Exercise: Below is a block of records; repeat all of them exactly.

Recorded information:

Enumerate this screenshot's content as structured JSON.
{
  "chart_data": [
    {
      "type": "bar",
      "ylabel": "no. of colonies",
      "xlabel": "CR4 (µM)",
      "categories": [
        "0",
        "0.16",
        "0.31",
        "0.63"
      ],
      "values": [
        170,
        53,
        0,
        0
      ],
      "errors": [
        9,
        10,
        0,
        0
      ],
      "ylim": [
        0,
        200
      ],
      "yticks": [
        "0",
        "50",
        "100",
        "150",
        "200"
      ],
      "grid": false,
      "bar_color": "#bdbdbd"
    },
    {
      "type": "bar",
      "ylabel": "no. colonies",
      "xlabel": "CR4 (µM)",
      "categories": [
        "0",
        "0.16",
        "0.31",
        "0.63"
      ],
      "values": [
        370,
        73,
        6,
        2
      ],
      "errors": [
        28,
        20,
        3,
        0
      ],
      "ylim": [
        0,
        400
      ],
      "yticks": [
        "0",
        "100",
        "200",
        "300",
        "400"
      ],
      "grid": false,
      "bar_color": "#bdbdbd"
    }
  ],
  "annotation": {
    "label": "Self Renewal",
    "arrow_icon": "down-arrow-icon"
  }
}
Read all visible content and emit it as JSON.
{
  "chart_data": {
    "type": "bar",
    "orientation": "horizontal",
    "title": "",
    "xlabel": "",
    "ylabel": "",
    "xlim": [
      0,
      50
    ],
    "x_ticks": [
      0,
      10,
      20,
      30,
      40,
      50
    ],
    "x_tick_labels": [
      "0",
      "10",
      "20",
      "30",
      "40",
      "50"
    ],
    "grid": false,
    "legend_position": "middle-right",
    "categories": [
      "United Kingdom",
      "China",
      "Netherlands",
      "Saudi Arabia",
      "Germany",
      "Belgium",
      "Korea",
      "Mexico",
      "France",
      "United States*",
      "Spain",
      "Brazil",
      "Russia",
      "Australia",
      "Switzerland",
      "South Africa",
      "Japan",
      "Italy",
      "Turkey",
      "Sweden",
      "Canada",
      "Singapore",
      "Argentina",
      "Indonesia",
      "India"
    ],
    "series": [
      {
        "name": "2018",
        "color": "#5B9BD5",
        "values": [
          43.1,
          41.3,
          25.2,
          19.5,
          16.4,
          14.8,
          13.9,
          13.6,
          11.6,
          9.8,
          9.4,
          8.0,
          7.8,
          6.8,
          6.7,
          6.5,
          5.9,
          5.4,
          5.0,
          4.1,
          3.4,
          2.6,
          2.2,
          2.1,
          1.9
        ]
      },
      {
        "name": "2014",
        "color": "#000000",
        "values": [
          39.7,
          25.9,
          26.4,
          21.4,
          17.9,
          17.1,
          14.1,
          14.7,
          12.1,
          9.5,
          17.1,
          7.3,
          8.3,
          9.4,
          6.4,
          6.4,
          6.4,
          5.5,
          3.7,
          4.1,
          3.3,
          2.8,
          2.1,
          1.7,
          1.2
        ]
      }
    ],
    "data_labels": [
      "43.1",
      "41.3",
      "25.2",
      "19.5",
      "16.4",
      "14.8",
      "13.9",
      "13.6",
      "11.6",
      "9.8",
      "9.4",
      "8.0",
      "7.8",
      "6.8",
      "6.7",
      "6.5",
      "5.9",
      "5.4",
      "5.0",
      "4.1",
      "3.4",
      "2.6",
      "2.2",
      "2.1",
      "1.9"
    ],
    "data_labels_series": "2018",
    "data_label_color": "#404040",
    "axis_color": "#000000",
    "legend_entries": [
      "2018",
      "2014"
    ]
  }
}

Reply to the exercise:
Enumerate this screenshot's content as structured JSON.
{
  "chart_data": [
    {
      "type": "bar",
      "ylabel": "no. of colonies",
      "xlabel": "CR4 (µM)",
      "categories": [
        "0",
        "0.16",
        "0.31",
        "0.63"
      ],
      "values": [
        170,
        53,
        0,
        0
      ],
      "errors": [
        9,
        10,
        0,
        0
      ],
      "ylim": [
        0,
        200
      ],
      "yticks": [
        "0",
        "50",
        "100",
        "150",
        "200"
      ],
      "grid": false,
      "bar_color": "#bdbdbd"
    },
    {
      "type": "bar",
      "ylabel": "no. colonies",
      "xlabel": "CR4 (µM)",
      "categories": [
        "0",
        "0.16",
        "0.31",
        "0.63"
      ],
      "values": [
        370,
        73,
        6,
        2
      ],
      "errors": [
        28,
        20,
        3,
        0
      ],
      "ylim": [
        0,
        400
      ],
      "yticks": [
        "0",
        "100",
        "200",
        "300",
        "400"
      ],
      "grid": false,
      "bar_color": "#bdbdbd"
    }
  ],
  "annotation": {
    "label": "Self Renewal",
    "arrow_icon": "down-arrow-icon"
  }
}
Read all visible content and emit it as JSON.
{
  "chart_data": {
    "type": "bar",
    "orientation": "horizontal",
    "title": "",
    "xlabel": "",
    "ylabel": "",
    "xlim": [
      0,
      50
    ],
    "x_ticks": [
      0,
      10,
      20,
      30,
      40,
      50
    ],
    "x_tick_labels": [
      "0",
      "10",
      "20",
      "30",
      "40",
      "50"
    ],
    "grid": false,
    "legend_position": "middle-right",
    "categories": [
      "United Kingdom",
      "China",
      "Netherlands",
      "Saudi Arabia",
      "Germany",
      "Belgium",
      "Korea",
      "Mexico",
      "France",
      "United States*",
      "Spain",
      "Brazil",
      "Russia",
      "Australia",
      "Switzerland",
      "South Africa",
      "Japan",
      "Italy",
      "Turkey",
      "Sweden",
      "Canada",
      "Singapore",
      "Argentina",
      "Indonesia",
      "India"
    ],
    "series": [
      {
        "name": "2018",
        "color": "#5B9BD5",
        "values": [
          43.1,
          41.3,
          25.2,
          19.5,
          16.4,
          14.8,
          13.9,
          13.6,
          11.6,
          9.8,
          9.4,
          8.0,
          7.8,
          6.8,
          6.7,
          6.5,
          5.9,
          5.4,
          5.0,
          4.1,
          3.4,
          2.6,
          2.2,
          2.1,
          1.9
        ]
      },
      {
        "name": "2014",
        "color": "#000000",
        "values": [
          39.7,
          25.9,
          26.4,
          21.4,
          17.9,
          17.1,
          14.1,
          14.7,
          12.1,
          9.5,
          17.1,
          7.3,
          8.3,
          9.4,
          6.4,
          6.4,
          6.4,
          5.5,
          3.7,
          4.1,
          3.3,
          2.8,
          2.1,
          1.7,
          1.2
        ]
      }
    ],
    "data_labels": [
      "43.1",
      "41.3",
      "25.2",
      "19.5",
      "16.4",
      "14.8",
      "13.9",
      "13.6",
      "11.6",
      "9.8",
      "9.4",
      "8.0",
      "7.8",
      "6.8",
      "6.7",
      "6.5",
      "5.9",
      "5.4",
      "5.0",
      "4.1",
      "3.4",
      "2.6",
      "2.2",
      "2.1",
      "1.9"
    ],
    "data_labels_series": "2018",
    "data_label_color": "#404040",
    "axis_color": "#000000",
    "legend_entries": [
      "2018",
      "2014"
    ]
  }
}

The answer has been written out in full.